[BEGIN Data provided]

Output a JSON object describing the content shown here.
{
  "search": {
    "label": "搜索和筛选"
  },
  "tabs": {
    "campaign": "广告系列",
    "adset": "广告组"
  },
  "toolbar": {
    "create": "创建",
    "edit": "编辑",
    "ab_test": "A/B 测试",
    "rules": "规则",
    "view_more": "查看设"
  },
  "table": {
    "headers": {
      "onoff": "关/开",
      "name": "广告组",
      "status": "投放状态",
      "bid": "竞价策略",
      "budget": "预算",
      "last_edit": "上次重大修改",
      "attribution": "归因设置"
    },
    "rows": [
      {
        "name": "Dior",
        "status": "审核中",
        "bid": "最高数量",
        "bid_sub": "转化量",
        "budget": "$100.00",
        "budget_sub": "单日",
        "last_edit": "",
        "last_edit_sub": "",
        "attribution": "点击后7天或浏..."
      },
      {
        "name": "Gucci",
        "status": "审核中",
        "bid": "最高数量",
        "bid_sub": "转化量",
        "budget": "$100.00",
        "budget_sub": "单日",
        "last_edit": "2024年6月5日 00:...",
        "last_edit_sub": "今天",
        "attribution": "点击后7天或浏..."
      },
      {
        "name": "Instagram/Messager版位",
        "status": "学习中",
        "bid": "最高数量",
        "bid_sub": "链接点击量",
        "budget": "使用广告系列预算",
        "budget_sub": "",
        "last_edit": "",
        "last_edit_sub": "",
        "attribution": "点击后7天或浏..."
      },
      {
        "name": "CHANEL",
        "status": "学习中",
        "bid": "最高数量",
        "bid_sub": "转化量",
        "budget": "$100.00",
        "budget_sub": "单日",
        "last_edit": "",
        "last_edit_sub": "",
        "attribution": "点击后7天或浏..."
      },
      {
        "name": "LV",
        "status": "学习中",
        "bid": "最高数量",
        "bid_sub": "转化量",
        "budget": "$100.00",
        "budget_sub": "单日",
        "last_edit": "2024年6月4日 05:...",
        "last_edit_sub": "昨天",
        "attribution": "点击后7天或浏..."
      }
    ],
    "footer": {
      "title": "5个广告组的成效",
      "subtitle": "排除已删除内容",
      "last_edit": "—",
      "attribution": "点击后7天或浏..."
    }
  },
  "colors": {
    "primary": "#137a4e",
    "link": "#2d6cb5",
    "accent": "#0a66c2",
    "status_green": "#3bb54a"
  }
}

[END Data provided]

**What you should do**
Extract each line holding the word "name" from the records.

**Answer for this exercise**
      "name": "广告组",
        "name": "Dior",
        "name": "Gucci",
        "name": "Instagram/Messager版位",
        "name": "CHANEL",
        "name": "LV",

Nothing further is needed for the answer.